*Your task*: Compile every line that includes the word "were".

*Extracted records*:
★ ★ ★

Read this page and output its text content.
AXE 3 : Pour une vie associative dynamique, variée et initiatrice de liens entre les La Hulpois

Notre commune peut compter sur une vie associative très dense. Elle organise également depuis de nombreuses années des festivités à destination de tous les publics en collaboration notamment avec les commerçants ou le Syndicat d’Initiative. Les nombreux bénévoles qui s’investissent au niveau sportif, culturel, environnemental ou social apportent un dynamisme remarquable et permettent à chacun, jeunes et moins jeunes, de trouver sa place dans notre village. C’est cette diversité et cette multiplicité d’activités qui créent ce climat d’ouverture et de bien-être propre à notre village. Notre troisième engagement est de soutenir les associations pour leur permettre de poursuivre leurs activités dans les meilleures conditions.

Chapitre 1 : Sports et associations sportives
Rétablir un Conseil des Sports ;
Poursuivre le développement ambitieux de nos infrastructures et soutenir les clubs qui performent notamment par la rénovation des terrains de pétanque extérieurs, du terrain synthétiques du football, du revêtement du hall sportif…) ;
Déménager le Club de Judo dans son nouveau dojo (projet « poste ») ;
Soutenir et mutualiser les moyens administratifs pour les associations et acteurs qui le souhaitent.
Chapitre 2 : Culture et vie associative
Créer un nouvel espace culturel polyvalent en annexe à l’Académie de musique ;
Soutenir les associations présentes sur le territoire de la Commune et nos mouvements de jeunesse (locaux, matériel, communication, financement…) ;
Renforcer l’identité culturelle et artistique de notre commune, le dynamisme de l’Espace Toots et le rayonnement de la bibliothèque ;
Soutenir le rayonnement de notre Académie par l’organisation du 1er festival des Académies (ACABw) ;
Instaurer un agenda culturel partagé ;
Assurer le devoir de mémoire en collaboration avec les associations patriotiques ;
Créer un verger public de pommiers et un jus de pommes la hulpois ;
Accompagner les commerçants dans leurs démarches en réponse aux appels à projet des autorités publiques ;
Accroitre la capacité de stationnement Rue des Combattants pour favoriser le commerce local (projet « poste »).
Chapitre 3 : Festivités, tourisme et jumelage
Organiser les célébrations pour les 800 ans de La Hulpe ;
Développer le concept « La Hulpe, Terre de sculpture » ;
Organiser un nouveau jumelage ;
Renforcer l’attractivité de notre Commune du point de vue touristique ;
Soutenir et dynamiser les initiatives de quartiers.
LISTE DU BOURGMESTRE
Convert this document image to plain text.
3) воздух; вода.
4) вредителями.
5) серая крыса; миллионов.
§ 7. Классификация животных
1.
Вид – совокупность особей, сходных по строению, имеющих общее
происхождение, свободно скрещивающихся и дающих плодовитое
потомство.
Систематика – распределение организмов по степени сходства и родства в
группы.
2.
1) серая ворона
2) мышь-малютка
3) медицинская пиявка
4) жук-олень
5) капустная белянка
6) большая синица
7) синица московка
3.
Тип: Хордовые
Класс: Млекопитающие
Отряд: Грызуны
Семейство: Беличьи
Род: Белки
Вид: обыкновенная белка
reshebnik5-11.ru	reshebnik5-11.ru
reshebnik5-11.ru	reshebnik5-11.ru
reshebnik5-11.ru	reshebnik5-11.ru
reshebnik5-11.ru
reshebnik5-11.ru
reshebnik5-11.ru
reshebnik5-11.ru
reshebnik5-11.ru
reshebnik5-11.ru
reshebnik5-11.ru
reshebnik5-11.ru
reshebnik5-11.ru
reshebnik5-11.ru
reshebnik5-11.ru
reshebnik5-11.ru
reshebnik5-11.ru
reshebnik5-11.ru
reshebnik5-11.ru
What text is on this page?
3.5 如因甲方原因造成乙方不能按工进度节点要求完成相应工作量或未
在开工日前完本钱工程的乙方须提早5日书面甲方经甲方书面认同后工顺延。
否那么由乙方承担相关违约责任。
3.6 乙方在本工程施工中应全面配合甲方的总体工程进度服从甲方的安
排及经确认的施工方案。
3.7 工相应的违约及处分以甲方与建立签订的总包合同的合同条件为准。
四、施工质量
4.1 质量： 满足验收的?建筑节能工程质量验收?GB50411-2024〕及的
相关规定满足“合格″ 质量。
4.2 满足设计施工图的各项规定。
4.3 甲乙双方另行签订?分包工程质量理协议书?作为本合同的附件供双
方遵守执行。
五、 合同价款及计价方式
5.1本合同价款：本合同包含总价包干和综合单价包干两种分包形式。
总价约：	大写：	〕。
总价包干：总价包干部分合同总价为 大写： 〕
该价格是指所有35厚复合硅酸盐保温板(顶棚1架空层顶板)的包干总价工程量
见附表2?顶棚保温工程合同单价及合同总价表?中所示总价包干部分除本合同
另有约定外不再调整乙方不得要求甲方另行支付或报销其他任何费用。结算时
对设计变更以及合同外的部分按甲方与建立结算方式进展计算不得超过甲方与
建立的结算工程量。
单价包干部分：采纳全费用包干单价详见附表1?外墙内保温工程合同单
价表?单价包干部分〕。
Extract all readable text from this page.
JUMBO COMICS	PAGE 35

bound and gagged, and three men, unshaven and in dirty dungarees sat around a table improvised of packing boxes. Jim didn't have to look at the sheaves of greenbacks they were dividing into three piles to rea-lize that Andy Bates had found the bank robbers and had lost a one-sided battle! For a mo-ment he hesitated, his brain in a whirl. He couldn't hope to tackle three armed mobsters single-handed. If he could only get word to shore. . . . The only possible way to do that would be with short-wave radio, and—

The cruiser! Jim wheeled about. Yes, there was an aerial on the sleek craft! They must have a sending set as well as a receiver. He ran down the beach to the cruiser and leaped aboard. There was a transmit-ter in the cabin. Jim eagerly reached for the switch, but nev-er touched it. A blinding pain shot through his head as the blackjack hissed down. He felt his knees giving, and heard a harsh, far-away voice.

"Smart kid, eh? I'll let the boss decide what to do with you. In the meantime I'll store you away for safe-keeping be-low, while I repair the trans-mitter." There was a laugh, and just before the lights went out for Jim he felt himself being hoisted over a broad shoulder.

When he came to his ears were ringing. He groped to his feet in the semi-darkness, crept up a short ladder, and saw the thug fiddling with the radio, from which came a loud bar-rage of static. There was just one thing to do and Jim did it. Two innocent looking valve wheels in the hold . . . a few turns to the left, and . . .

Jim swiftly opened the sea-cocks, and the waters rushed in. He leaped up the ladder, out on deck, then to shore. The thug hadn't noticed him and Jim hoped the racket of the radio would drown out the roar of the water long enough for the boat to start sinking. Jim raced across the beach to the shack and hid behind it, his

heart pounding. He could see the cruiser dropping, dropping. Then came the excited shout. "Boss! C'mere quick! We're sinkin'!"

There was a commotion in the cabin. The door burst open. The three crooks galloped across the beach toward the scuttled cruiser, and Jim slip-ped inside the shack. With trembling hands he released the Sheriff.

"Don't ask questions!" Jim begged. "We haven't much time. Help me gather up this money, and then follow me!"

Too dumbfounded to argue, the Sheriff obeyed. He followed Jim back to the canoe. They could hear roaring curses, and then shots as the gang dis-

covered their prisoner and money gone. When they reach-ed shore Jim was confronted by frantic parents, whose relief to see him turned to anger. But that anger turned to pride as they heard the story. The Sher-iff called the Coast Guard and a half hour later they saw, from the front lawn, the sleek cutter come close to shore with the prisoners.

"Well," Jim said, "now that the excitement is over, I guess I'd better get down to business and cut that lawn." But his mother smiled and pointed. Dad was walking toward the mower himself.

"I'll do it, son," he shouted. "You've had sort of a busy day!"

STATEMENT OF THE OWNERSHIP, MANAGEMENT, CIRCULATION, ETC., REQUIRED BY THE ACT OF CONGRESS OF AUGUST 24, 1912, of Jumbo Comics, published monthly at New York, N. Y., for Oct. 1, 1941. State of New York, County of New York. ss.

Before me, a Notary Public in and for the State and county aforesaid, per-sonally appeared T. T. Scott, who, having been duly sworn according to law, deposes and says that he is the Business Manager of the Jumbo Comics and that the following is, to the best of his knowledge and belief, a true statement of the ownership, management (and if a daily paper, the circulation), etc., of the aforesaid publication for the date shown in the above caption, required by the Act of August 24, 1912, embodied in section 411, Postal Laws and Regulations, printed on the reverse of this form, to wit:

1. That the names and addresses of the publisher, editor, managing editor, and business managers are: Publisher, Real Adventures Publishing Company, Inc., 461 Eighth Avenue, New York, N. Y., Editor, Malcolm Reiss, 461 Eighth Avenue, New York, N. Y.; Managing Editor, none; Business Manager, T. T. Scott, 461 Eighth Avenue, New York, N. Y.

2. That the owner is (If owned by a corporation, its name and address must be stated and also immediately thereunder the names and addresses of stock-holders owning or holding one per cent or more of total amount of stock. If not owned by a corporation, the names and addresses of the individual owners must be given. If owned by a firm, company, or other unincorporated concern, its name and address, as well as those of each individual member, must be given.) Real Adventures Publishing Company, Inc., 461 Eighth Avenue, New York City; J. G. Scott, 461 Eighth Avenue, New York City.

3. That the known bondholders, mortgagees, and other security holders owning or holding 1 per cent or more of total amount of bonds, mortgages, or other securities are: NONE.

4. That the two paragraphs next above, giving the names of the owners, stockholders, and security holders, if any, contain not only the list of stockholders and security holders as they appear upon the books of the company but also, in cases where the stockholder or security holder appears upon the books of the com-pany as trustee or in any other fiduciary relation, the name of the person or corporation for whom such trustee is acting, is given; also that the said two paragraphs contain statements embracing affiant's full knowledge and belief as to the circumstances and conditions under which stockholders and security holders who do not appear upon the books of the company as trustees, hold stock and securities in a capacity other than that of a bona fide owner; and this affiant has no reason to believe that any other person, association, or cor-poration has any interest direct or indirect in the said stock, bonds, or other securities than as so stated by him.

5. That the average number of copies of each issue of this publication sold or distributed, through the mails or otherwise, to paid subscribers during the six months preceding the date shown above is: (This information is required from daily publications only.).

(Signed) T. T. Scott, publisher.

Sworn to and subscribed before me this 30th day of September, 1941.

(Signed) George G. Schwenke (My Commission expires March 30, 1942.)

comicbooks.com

★ ★ ★

*Expected answer*:
bound and gagged, and three men, unshaven and in dirty dungarees sat around a table improvised of packing boxes. Jim didn't have to look at the sheaves of greenbacks they were dividing into three piles to rea-lize that Andy Bates had found the bank robbers and had lost a one-sided battle! For a mo-ment he hesitated, his brain in a whirl. He couldn't hope to tackle three armed mobsters single-handed. If he could only get word to shore. . . . The only possible way to do that would be with short-wave radio, and—
When he came to his ears were ringing. He groped to his feet in the semi-darkness, crept up a short ladder, and saw the thug fiddling with the radio, from which came a loud bar-rage of static. There was just one thing to do and Jim did it. Two innocent looking valve wheels in the hold . . . a few turns to the left, and . . .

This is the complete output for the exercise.